→ **THE EXERCISE**
Transcribe all of the material exactly, except for its pictures.

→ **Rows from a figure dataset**

• • • •

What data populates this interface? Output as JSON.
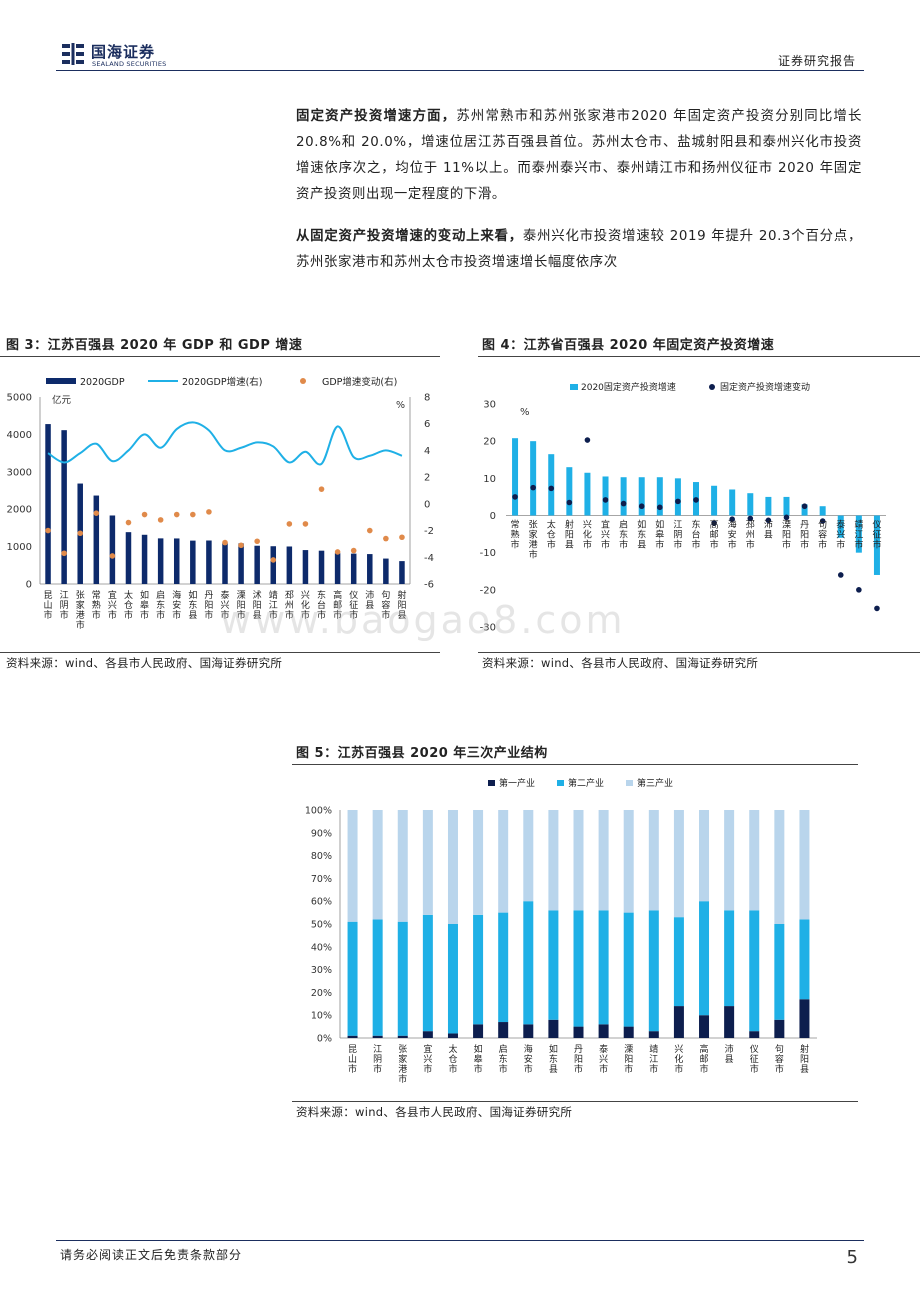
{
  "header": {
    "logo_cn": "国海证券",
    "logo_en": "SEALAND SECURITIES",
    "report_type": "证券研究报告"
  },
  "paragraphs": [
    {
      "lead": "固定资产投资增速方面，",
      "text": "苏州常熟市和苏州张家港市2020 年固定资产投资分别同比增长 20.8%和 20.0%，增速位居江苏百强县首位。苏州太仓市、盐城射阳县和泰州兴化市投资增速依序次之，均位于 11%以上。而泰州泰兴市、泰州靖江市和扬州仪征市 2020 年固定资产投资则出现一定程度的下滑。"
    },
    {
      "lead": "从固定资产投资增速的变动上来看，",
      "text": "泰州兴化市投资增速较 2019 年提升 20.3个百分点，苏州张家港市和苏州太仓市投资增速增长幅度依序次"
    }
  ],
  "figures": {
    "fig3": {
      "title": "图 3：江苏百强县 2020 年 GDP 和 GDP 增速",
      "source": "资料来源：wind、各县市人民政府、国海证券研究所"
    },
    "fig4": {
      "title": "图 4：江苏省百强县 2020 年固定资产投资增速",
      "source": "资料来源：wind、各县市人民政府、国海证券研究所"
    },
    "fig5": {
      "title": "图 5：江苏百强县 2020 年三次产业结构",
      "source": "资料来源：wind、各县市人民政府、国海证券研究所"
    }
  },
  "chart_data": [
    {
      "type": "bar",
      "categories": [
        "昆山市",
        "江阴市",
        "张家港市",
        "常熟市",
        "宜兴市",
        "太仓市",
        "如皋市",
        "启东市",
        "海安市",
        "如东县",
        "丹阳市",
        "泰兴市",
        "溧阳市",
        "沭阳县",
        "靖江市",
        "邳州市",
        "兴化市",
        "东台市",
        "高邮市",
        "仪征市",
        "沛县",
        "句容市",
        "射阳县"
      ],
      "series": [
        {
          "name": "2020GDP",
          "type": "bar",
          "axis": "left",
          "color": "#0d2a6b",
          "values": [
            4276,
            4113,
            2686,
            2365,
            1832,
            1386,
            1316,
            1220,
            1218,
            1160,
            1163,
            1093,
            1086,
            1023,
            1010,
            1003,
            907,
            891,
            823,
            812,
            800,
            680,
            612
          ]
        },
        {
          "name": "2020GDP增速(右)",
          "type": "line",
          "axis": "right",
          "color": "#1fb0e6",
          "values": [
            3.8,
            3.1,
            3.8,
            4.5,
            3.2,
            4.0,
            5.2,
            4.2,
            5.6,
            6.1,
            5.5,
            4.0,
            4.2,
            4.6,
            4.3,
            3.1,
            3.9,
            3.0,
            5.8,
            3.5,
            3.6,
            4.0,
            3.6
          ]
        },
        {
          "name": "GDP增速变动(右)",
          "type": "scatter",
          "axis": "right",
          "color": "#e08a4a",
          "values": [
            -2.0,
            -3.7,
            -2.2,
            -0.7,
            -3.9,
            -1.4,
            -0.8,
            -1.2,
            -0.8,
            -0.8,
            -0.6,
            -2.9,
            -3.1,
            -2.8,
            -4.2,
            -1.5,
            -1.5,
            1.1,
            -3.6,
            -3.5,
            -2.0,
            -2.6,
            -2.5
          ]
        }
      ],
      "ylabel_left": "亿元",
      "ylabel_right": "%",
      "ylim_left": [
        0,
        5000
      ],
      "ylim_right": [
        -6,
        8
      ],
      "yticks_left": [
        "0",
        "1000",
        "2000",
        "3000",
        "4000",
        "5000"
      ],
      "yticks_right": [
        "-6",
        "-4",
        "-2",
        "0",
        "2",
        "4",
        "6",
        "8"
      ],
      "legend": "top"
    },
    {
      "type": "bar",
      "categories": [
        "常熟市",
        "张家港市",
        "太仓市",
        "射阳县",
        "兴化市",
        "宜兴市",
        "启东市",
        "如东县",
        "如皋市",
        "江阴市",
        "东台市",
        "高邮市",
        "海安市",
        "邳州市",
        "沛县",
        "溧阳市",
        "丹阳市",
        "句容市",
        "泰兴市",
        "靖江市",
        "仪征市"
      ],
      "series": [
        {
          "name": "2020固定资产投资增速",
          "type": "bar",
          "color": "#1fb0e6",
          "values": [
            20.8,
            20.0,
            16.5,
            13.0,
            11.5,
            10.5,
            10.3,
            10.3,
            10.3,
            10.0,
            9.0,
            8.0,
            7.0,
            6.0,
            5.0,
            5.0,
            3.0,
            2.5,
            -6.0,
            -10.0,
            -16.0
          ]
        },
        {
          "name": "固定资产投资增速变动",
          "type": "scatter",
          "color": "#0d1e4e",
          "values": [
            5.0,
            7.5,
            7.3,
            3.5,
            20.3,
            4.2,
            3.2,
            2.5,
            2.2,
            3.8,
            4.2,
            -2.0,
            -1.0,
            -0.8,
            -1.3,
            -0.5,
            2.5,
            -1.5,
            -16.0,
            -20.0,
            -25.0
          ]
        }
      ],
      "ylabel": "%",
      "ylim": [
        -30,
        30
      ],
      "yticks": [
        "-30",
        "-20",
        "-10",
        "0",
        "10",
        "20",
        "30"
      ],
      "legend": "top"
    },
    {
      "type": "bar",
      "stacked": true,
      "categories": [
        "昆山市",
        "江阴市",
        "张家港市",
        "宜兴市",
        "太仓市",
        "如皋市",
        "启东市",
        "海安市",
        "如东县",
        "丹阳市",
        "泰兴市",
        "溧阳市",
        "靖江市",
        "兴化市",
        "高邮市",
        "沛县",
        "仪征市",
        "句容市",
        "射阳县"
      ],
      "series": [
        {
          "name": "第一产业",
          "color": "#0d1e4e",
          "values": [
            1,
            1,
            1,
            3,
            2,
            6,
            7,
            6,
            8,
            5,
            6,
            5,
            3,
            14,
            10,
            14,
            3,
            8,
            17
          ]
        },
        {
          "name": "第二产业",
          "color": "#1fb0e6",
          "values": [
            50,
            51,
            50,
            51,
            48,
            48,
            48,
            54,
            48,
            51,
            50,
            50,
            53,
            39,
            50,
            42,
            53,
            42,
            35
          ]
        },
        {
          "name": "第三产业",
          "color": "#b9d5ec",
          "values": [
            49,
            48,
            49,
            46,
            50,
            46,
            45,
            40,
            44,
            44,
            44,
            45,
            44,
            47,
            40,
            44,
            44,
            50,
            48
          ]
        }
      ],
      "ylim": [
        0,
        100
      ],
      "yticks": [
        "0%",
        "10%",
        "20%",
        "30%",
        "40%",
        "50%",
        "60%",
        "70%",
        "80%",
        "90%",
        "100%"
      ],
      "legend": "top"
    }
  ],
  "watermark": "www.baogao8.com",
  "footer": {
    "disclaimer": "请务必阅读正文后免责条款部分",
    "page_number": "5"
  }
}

• • • •

→ **SOLUTION TO THIS TASK**
What data populates this interface? Output as JSON.
{
  "header": {
    "logo_cn": "国海证券",
    "logo_en": "SEALAND SECURITIES",
    "report_type": "证券研究报告"
  },
  "paragraphs": [
    {
      "lead": "固定资产投资增速方面，",
      "text": "苏州常熟市和苏州张家港市2020 年固定资产投资分别同比增长 20.8%和 20.0%，增速位居江苏百强县首位。苏州太仓市、盐城射阳县和泰州兴化市投资增速依序次之，均位于 11%以上。而泰州泰兴市、泰州靖江市和扬州仪征市 2020 年固定资产投资则出现一定程度的下滑。"
    },
    {
      "lead": "从固定资产投资增速的变动上来看，",
      "text": "泰州兴化市投资增速较 2019 年提升 20.3个百分点，苏州张家港市和苏州太仓市投资增速增长幅度依序次"
    }
  ],
  "figures": {
    "fig3": {
      "title": "图 3：江苏百强县 2020 年 GDP 和 GDP 增速",
      "source": "资料来源：wind、各县市人民政府、国海证券研究所"
    },
    "fig4": {
      "title": "图 4：江苏省百强县 2020 年固定资产投资增速",
      "source": "资料来源：wind、各县市人民政府、国海证券研究所"
    },
    "fig5": {
      "title": "图 5：江苏百强县 2020 年三次产业结构",
      "source": "资料来源：wind、各县市人民政府、国海证券研究所"
    }
  },
  "chart_data": [
    {
      "type": "bar",
      "categories": [
        "昆山市",
        "江阴市",
        "张家港市",
        "常熟市",
        "宜兴市",
        "太仓市",
        "如皋市",
        "启东市",
        "海安市",
        "如东县",
        "丹阳市",
        "泰兴市",
        "溧阳市",
        "沭阳县",
        "靖江市",
        "邳州市",
        "兴化市",
        "东台市",
        "高邮市",
        "仪征市",
        "沛县",
        "句容市",
        "射阳县"
      ],
      "series": [
        {
          "name": "2020GDP",
          "type": "bar",
          "axis": "left",
          "color": "#0d2a6b",
          "values": [
            4276,
            4113,
            2686,
            2365,
            1832,
            1386,
            1316,
            1220,
            1218,
            1160,
            1163,
            1093,
            1086,
            1023,
            1010,
            1003,
            907,
            891,
            823,
            812,
            800,
            680,
            612
          ]
        },
        {
          "name": "2020GDP增速(右)",
          "type": "line",
          "axis": "right",
          "color": "#1fb0e6",
          "values": [
            3.8,
            3.1,
            3.8,
            4.5,
            3.2,
            4.0,
            5.2,
            4.2,
            5.6,
            6.1,
            5.5,
            4.0,
            4.2,
            4.6,
            4.3,
            3.1,
            3.9,
            3.0,
            5.8,
            3.5,
            3.6,
            4.0,
            3.6
          ]
        },
        {
          "name": "GDP增速变动(右)",
          "type": "scatter",
          "axis": "right",
          "color": "#e08a4a",
          "values": [
            -2.0,
            -3.7,
            -2.2,
            -0.7,
            -3.9,
            -1.4,
            -0.8,
            -1.2,
            -0.8,
            -0.8,
            -0.6,
            -2.9,
            -3.1,
            -2.8,
            -4.2,
            -1.5,
            -1.5,
            1.1,
            -3.6,
            -3.5,
            -2.0,
            -2.6,
            -2.5
          ]
        }
      ],
      "ylabel_left": "亿元",
      "ylabel_right": "%",
      "ylim_left": [
        0,
        5000
      ],
      "ylim_right": [
        -6,
        8
      ],
      "yticks_left": [
        "0",
        "1000",
        "2000",
        "3000",
        "4000",
        "5000"
      ],
      "yticks_right": [
        "-6",
        "-4",
        "-2",
        "0",
        "2",
        "4",
        "6",
        "8"
      ],
      "legend": "top"
    },
    {
      "type": "bar",
      "categories": [
        "常熟市",
        "张家港市",
        "太仓市",
        "射阳县",
        "兴化市",
        "宜兴市",
        "启东市",
        "如东县",
        "如皋市",
        "江阴市",
        "东台市",
        "高邮市",
        "海安市",
        "邳州市",
        "沛县",
        "溧阳市",
        "丹阳市",
        "句容市",
        "泰兴市",
        "靖江市",
        "仪征市"
      ],
      "series": [
        {
          "name": "2020固定资产投资增速",
          "type": "bar",
          "color": "#1fb0e6",
          "values": [
            20.8,
            20.0,
            16.5,
            13.0,
            11.5,
            10.5,
            10.3,
            10.3,
            10.3,
            10.0,
            9.0,
            8.0,
            7.0,
            6.0,
            5.0,
            5.0,
            3.0,
            2.5,
            -6.0,
            -10.0,
            -16.0
          ]
        },
        {
          "name": "固定资产投资增速变动",
          "type": "scatter",
          "color": "#0d1e4e",
          "values": [
            5.0,
            7.5,
            7.3,
            3.5,
            20.3,
            4.2,
            3.2,
            2.5,
            2.2,
            3.8,
            4.2,
            -2.0,
            -1.0,
            -0.8,
            -1.3,
            -0.5,
            2.5,
            -1.5,
            -16.0,
            -20.0,
            -25.0
          ]
        }
      ],
      "ylabel": "%",
      "ylim": [
        -30,
        30
      ],
      "yticks": [
        "-30",
        "-20",
        "-10",
        "0",
        "10",
        "20",
        "30"
      ],
      "legend": "top"
    },
    {
      "type": "bar",
      "stacked": true,
      "categories": [
        "昆山市",
        "江阴市",
        "张家港市",
        "宜兴市",
        "太仓市",
        "如皋市",
        "启东市",
        "海安市",
        "如东县",
        "丹阳市",
        "泰兴市",
        "溧阳市",
        "靖江市",
        "兴化市",
        "高邮市",
        "沛县",
        "仪征市",
        "句容市",
        "射阳县"
      ],
      "series": [
        {
          "name": "第一产业",
          "color": "#0d1e4e",
          "values": [
            1,
            1,
            1,
            3,
            2,
            6,
            7,
            6,
            8,
            5,
            6,
            5,
            3,
            14,
            10,
            14,
            3,
            8,
            17
          ]
        },
        {
          "name": "第二产业",
          "color": "#1fb0e6",
          "values": [
            50,
            51,
            50,
            51,
            48,
            48,
            48,
            54,
            48,
            51,
            50,
            50,
            53,
            39,
            50,
            42,
            53,
            42,
            35
          ]
        },
        {
          "name": "第三产业",
          "color": "#b9d5ec",
          "values": [
            49,
            48,
            49,
            46,
            50,
            46,
            45,
            40,
            44,
            44,
            44,
            45,
            44,
            47,
            40,
            44,
            44,
            50,
            48
          ]
        }
      ],
      "ylim": [
        0,
        100
      ],
      "yticks": [
        "0%",
        "10%",
        "20%",
        "30%",
        "40%",
        "50%",
        "60%",
        "70%",
        "80%",
        "90%",
        "100%"
      ],
      "legend": "top"
    }
  ],
  "watermark": "www.baogao8.com",
  "footer": {
    "disclaimer": "请务必阅读正文后免责条款部分",
    "page_number": "5"
  }
}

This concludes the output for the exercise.